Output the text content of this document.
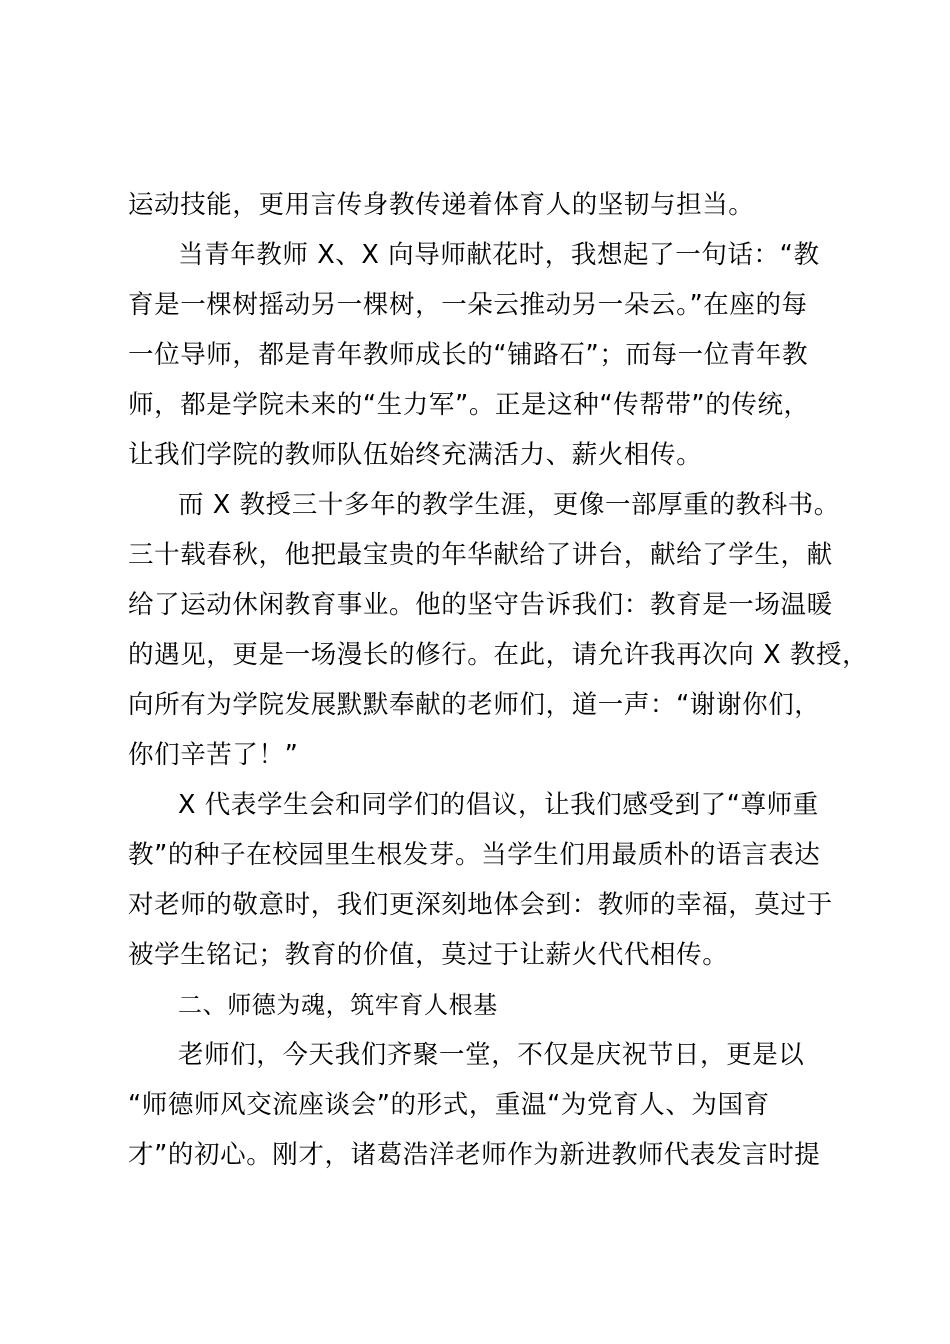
运动技能，更用言传身教传递着体育人的坚韧与担当。
当青年教师 X、X 向导师献花时，我想起了一句话：“教
育是一棵树摇动另一棵树，一朵云推动另一朵云。”在座的每
一位导师，都是青年教师成长的“铺路石”；而每一位青年教
师，都是学院未来的“生力军”。正是这种“传帮带”的传统，
让我们学院的教师队伍始终充满活力、薪火相传。
而 X 教授三十多年的教学生涯，更像一部厚重的教科书。
三十载春秋，他把最宝贵的年华献给了讲台，献给了学生，献
给了运动休闲教育事业。他的坚守告诉我们：教育是一场温暖
的遇见，更是一场漫长的修行。在此，请允许我再次向 X 教授，
向所有为学院发展默默奉献的老师们，道一声：“谢谢你们，
你们辛苦了！”
X 代表学生会和同学们的倡议，让我们感受到了“尊师重
教”的种子在校园里生根发芽。当学生们用最质朴的语言表达
对老师的敬意时，我们更深刻地体会到：教师的幸福，莫过于
被学生铭记；教育的价值，莫过于让薪火代代相传。
二、师德为魂，筑牢育人根基
老师们，今天我们齐聚一堂，不仅是庆祝节日，更是以
“师德师风交流座谈会”的形式，重温“为党育人、为国育
才”的初心。刚才，诸葛浩洋老师作为新进教师代表发言时提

### DIRECTION
Images must not appear in the copy; reproduce everything else in the records verbatim.

### TASK RESULT
Output the text content of this document.
运动技能，更用言传身教传递着体育人的坚韧与担当。
当青年教师 X、X 向导师献花时，我想起了一句话：“教
育是一棵树摇动另一棵树，一朵云推动另一朵云。”在座的每
一位导师，都是青年教师成长的“铺路石”；而每一位青年教
师，都是学院未来的“生力军”。正是这种“传帮带”的传统，
让我们学院的教师队伍始终充满活力、薪火相传。
而 X 教授三十多年的教学生涯，更像一部厚重的教科书。
三十载春秋，他把最宝贵的年华献给了讲台，献给了学生，献
给了运动休闲教育事业。他的坚守告诉我们：教育是一场温暖
的遇见，更是一场漫长的修行。在此，请允许我再次向 X 教授，
向所有为学院发展默默奉献的老师们，道一声：“谢谢你们，
你们辛苦了！”
X 代表学生会和同学们的倡议，让我们感受到了“尊师重
教”的种子在校园里生根发芽。当学生们用最质朴的语言表达
对老师的敬意时，我们更深刻地体会到：教师的幸福，莫过于
被学生铭记；教育的价值，莫过于让薪火代代相传。
二、师德为魂，筑牢育人根基
老师们，今天我们齐聚一堂，不仅是庆祝节日，更是以
“师德师风交流座谈会”的形式，重温“为党育人、为国育
才”的初心。刚才，诸葛浩洋老师作为新进教师代表发言时提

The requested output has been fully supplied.